Goal: Repeat all of the records verbatim.

* Begin Records provided *

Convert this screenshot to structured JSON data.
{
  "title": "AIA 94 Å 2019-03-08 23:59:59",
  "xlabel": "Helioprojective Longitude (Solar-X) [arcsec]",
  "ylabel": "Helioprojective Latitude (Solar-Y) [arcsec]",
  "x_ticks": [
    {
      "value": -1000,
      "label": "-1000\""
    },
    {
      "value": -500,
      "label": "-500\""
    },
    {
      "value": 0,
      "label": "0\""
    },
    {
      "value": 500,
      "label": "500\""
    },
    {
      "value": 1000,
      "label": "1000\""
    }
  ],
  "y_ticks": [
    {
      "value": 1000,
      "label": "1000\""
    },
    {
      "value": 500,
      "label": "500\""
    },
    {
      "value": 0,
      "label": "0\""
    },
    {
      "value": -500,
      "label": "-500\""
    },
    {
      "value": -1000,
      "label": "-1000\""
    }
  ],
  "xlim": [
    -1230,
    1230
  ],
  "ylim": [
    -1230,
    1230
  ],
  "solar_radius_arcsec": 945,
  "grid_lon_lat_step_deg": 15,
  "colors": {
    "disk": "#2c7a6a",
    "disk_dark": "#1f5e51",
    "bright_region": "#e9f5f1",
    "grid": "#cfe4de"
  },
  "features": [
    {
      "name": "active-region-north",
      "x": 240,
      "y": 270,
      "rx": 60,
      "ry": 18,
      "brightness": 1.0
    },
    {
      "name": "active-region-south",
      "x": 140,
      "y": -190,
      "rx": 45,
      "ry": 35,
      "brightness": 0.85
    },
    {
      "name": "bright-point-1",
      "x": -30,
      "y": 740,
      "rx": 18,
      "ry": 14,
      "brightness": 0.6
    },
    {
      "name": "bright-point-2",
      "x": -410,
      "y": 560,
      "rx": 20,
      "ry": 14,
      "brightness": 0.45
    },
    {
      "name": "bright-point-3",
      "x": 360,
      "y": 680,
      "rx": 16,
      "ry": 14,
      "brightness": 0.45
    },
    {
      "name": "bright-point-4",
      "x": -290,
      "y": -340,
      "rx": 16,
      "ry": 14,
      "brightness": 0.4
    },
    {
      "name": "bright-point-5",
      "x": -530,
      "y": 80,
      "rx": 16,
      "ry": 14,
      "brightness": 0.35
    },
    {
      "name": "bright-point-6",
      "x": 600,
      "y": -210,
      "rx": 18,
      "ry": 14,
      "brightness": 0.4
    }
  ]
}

* End Records provided *

Finished task:
Convert this screenshot to structured JSON data.
{
  "title": "AIA 94 Å 2019-03-08 23:59:59",
  "xlabel": "Helioprojective Longitude (Solar-X) [arcsec]",
  "ylabel": "Helioprojective Latitude (Solar-Y) [arcsec]",
  "x_ticks": [
    {
      "value": -1000,
      "label": "-1000\""
    },
    {
      "value": -500,
      "label": "-500\""
    },
    {
      "value": 0,
      "label": "0\""
    },
    {
      "value": 500,
      "label": "500\""
    },
    {
      "value": 1000,
      "label": "1000\""
    }
  ],
  "y_ticks": [
    {
      "value": 1000,
      "label": "1000\""
    },
    {
      "value": 500,
      "label": "500\""
    },
    {
      "value": 0,
      "label": "0\""
    },
    {
      "value": -500,
      "label": "-500\""
    },
    {
      "value": -1000,
      "label": "-1000\""
    }
  ],
  "xlim": [
    -1230,
    1230
  ],
  "ylim": [
    -1230,
    1230
  ],
  "solar_radius_arcsec": 945,
  "grid_lon_lat_step_deg": 15,
  "colors": {
    "disk": "#2c7a6a",
    "disk_dark": "#1f5e51",
    "bright_region": "#e9f5f1",
    "grid": "#cfe4de"
  },
  "features": [
    {
      "name": "active-region-north",
      "x": 240,
      "y": 270,
      "rx": 60,
      "ry": 18,
      "brightness": 1.0
    },
    {
      "name": "active-region-south",
      "x": 140,
      "y": -190,
      "rx": 45,
      "ry": 35,
      "brightness": 0.85
    },
    {
      "name": "bright-point-1",
      "x": -30,
      "y": 740,
      "rx": 18,
      "ry": 14,
      "brightness": 0.6
    },
    {
      "name": "bright-point-2",
      "x": -410,
      "y": 560,
      "rx": 20,
      "ry": 14,
      "brightness": 0.45
    },
    {
      "name": "bright-point-3",
      "x": 360,
      "y": 680,
      "rx": 16,
      "ry": 14,
      "brightness": 0.45
    },
    {
      "name": "bright-point-4",
      "x": -290,
      "y": -340,
      "rx": 16,
      "ry": 14,
      "brightness": 0.4
    },
    {
      "name": "bright-point-5",
      "x": -530,
      "y": 80,
      "rx": 16,
      "ry": 14,
      "brightness": 0.35
    },
    {
      "name": "bright-point-6",
      "x": 600,
      "y": -210,
      "rx": 18,
      "ry": 14,
      "brightness": 0.4
    }
  ]
}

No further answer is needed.